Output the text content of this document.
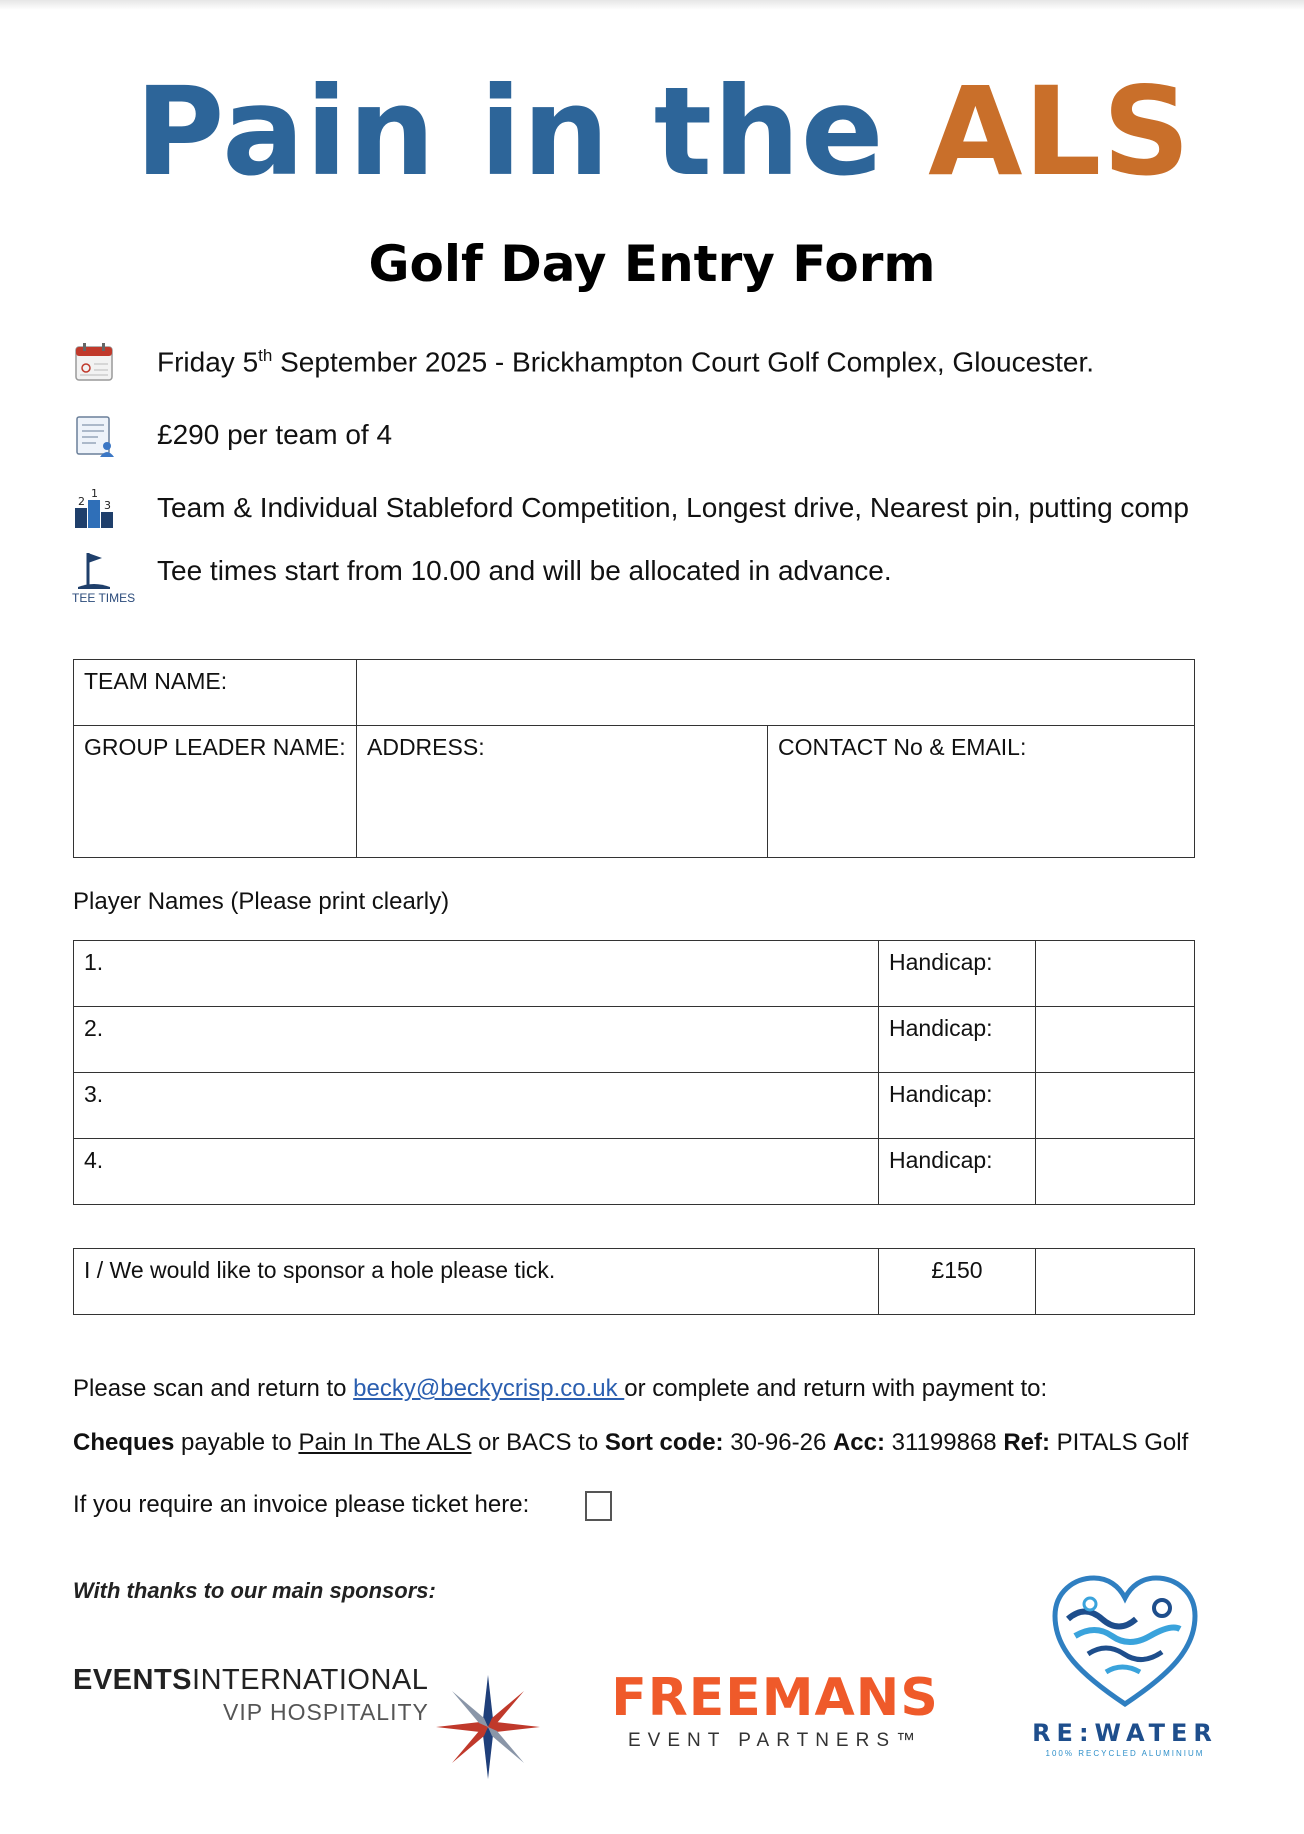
Pain in the ALS
Golf Day Entry Form
Friday 5th September 2025 - Brickhampton Court Golf Complex, Gloucester.
£290 per team of 4
2
1
3 Team & Individual Stableford Competition, Longest drive, Nearest pin, putting comp
Tee times start from 10.00 and will be allocated in advance.
TEE TIMES
TEAM NAME:		
GROUP LEADER NAME:	ADDRESS:	CONTACT No & EMAIL:
Player Names (Please print clearly)
1.	Handicap:	
2.	Handicap:	
3.	Handicap:	
4.	Handicap:	
I / We would like to sponsor a hole please tick.	£150	
Please scan and return to becky@beckycrisp.co.uk or complete and return with payment to:
Cheques payable to Pain In The ALS or BACS to Sort code: 30-96-26 Acc: 31199868 Ref: PITALS Golf
If you require an invoice please ticket here:
With thanks to our main sponsors:
EVENTSINTERNATIONAL
VIP HOSPITALITY	FREEMANS
EVENT PARTNERS™	RE:WATER
100% RECYCLED ALUMINIUM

######

* WRITTEN INSTRUCTION
All entries must be written out again exactly as given, with no pictures in the copy.

* ANSWER TO THE PROBLEM
Output the text content of this document.
Pain in the ALS
Golf Day Entry Form
Friday 5th September 2025 - Brickhampton Court Golf Complex, Gloucester.
£290 per team of 4
2
1
3 Team & Individual Stableford Competition, Longest drive, Nearest pin, putting comp
Tee times start from 10.00 and will be allocated in advance.
TEE TIMES
TEAM NAME:		
GROUP LEADER NAME:	ADDRESS:	CONTACT No & EMAIL:
Player Names (Please print clearly)
1.	Handicap:	
2.	Handicap:	
3.	Handicap:	
4.	Handicap:	
I / We would like to sponsor a hole please tick.	£150	
Please scan and return to becky@beckycrisp.co.uk or complete and return with payment to:
Cheques payable to Pain In The ALS or BACS to Sort code: 30-96-26 Acc: 31199868 Ref: PITALS Golf
If you require an invoice please ticket here:
With thanks to our main sponsors:
EVENTSINTERNATIONAL
VIP HOSPITALITY	FREEMANS
EVENT PARTNERS™	RE:WATER
100% RECYCLED ALUMINIUM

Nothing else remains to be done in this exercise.